### [Serie di esercizi]
(1) Risponda in base al testo su Rutilio Namaziano, contrassegnando le risposte allo stesso modo:
(a) Quale carica aveva ricoperto Namaziano l'anno prima del ritorno in patria?
(b) Per quale via si svolse il viaggio verso la Gallia?
(c) Quale atteggiamento ha Namaziano verso i culti cristiani?
(2) Prosegua il testo su Rutilio Namaziano, riprendendo subito dopo la sua ultima frase.

### [Fonte]
==================================================
E’ questa la breve storia di un viaggio , un amaro , triste e struggente viaggio di ritorno in patria di un nobile Romano che , nato probabilmente a Tolosa o Narbona , in Provenza , torna nella natia Gallia pochi anni dopo che Roma e’ stata violata dai Goti di Alarico , ma non intraprende questo viaggio per fuggire dall’ URBS ormai non piu’ sicura , tanto piu’ che era stato Prefetto di Roma , bensi’ per curare i suoi beni in Provenza devastati dagli invasori Vandali ; costui era Claudio Rutilio Namaziano , nato forse a Tolosa , era stato l’ anno prima del ritorno in patria , Præfectus Urbi di Roma .

Namaziano nel corso del viaggio di ritorno in Provenza si dispera e si strugge di nostalgia per un mondo in fase di inesorabile declino , narrando in poesia le rovine delle citta’ italiche un tempo potenti e fiorenti di civilta’ , ora ridotte ad oscuri e semivuoti villaggi ; anche le strade un tempo vanto della civilta’ di Roma che raggiungevano i piu’ lontani confini dell’ Impero , sono ora in dissesto e pericolosi transiti per i viandanti ; Namaziano pur nella sua comprensibile disperazione per questo sfacelo dell’ Impero , non si rende conto pero’ che parte di questa rovina e’ dovuta alla classe dirigente di Roma e alla quale lui stesso appartiene , infatti questa nobilta’ politica romana ormai vive , per la maggior parte di essa , di ricordi , di furiose dispute religiose tra l’ ambiente pagano e quello cristiano e di ozi frivoli o letterali , estraniandosi dalla vita attiva pubblica dell’ URBS , perdendo cosi’ di vista la triste realta’ dei tempi .  

Rutilio Namaziano , l' anno seguente alla carica di Prefetto o poco dopo , fu costretto a lasciare Roma per far ritorno nei suoi possedimenti in Gallia devastata dall' invasione dei Vandali . Questo viaggio fu condotto via mare e con numerose soste , dato che le strade consolari erano impraticabili a causa dell’ abbandono della manutenzione e insicure dopo l' invasione dei Goti ; Roma non si sarebbe piu’ ripresa da questo colpo  piu’ ideologico che , in fin dei conti , materiale .

Namaziano e’ l' ultimo autore del mondo letterario latino pagano . Dal punto di vista religioso  Rutilio e’ un aristocratico convinto pagano che non accetta i tempi nuovi in quanto rifiuta i culti cristiani considerati estranei all’ antica tradizione di Roma .
==================================================
### [Estratti dei dati]
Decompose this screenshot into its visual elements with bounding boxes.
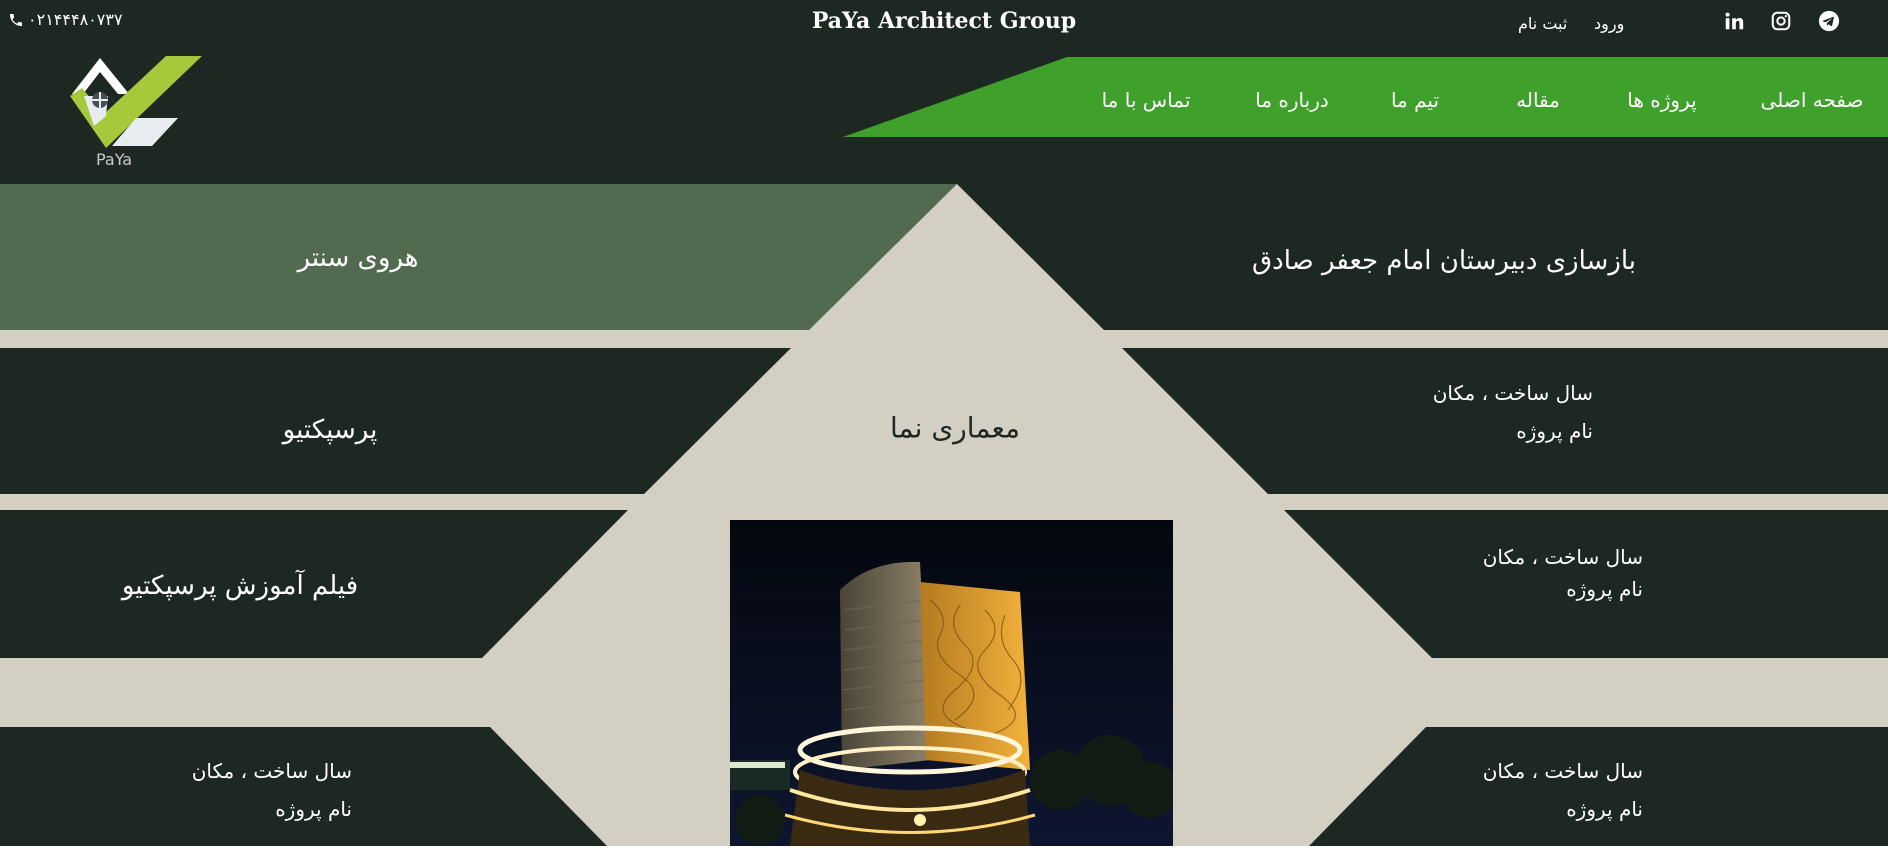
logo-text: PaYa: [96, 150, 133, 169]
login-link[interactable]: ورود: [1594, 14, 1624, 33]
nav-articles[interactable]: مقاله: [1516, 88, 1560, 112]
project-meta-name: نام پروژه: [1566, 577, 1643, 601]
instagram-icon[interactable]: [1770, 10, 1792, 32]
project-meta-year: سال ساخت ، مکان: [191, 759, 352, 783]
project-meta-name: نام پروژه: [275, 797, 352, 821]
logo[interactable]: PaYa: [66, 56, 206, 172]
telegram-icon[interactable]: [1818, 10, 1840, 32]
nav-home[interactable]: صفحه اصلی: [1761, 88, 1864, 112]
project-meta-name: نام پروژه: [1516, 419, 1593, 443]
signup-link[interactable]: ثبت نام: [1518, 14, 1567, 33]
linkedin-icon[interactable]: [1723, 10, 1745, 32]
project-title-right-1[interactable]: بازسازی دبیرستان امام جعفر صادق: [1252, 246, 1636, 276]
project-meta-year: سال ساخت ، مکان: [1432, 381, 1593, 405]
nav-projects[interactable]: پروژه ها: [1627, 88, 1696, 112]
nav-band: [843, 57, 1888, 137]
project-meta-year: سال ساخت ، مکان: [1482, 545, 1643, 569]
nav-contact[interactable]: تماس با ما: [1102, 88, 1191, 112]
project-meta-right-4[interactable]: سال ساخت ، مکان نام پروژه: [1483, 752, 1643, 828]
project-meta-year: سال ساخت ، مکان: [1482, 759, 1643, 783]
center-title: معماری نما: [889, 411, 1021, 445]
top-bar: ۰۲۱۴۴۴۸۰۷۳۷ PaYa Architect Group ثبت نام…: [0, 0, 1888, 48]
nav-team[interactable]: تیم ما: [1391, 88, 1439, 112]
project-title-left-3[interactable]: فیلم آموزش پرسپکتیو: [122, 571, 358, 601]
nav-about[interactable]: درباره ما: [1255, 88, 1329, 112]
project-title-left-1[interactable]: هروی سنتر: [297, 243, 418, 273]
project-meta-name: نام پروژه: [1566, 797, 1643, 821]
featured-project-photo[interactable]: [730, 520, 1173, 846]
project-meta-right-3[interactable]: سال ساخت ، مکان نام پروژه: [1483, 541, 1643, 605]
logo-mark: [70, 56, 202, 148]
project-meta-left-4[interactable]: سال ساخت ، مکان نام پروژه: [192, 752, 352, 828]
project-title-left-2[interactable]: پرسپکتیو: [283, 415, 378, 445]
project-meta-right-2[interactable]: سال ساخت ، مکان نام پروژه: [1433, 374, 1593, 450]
==================================================
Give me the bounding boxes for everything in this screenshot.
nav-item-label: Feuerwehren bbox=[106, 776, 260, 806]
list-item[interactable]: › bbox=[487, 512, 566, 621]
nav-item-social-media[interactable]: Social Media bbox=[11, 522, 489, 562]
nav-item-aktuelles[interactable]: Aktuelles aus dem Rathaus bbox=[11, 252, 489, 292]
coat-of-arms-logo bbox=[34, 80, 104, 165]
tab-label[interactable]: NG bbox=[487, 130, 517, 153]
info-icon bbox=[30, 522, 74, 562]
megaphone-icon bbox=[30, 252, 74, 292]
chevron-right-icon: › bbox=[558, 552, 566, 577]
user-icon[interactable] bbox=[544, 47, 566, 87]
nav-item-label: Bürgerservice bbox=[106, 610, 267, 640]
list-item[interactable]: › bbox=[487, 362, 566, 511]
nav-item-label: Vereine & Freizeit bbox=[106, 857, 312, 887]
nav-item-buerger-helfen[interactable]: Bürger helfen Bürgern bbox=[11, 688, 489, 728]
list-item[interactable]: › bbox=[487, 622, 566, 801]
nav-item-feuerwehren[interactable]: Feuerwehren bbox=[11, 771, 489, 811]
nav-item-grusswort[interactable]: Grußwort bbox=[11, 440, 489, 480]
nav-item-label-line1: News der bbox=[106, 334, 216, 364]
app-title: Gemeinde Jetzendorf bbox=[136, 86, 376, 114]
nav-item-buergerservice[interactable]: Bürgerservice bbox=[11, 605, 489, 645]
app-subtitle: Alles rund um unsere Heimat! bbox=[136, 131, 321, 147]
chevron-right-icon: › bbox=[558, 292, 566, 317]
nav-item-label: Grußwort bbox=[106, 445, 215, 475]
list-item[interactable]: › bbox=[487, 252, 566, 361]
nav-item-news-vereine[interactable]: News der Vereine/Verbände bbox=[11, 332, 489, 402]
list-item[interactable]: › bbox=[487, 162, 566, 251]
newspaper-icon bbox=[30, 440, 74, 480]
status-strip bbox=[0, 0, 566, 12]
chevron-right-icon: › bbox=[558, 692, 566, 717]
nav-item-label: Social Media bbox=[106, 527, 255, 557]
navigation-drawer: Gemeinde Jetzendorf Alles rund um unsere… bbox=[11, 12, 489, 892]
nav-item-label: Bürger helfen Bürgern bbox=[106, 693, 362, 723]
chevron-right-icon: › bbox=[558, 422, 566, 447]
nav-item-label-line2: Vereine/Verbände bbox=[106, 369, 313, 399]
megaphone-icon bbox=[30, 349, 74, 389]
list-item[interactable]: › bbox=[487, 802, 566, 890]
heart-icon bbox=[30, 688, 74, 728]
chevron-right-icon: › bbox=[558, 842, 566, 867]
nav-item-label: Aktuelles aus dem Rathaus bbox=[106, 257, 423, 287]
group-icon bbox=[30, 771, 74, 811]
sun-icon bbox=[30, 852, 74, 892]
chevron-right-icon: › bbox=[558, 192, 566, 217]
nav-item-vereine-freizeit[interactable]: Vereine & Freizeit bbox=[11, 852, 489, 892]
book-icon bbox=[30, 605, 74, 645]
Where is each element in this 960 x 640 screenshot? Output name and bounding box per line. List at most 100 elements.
==================================================
### [Risposte]
(1)
(a) Era stato Præfectus Urbi, cioè Prefetto di Roma.
(b) Il viaggio si svolse via mare, con numerose soste.
(c) Li rifiuta, considerandoli estranei all'antica tradizione di Roma.

(2)
Piu’ di tante parole , trascrivo un passo di un grande accademico e latinista italiano : Italo Lana , a proposito del poemetto di Rutilio Namaziano , commento estratto da  una sua opera : “Storia della civiltà letteraria di Roma e del mondo romano” :

“Nel poemetto in distici elegiaci “De reditu suo” Rutilio narra il suo viaggio per mare verso la Gallia : imbarcatosi al Porto di Augusto (Ostia) e costeggiate le rive del Tirreno sino a Luni , qui la narrazione si interrompe , all’ inizio del secondo libro . Ma una fortunata scoperta ci ha restituito , nel 1973 , mutili , 39 versi del secondo libro , da cui apprendiamo che nel seguito del viaggio Rutilio toccava poi Genova e Albingaunum (Albenga) ; per cui è ora lecito supporre che il poemetto narrasse per intero il viaggio di ritorno da Roma alla Gallia .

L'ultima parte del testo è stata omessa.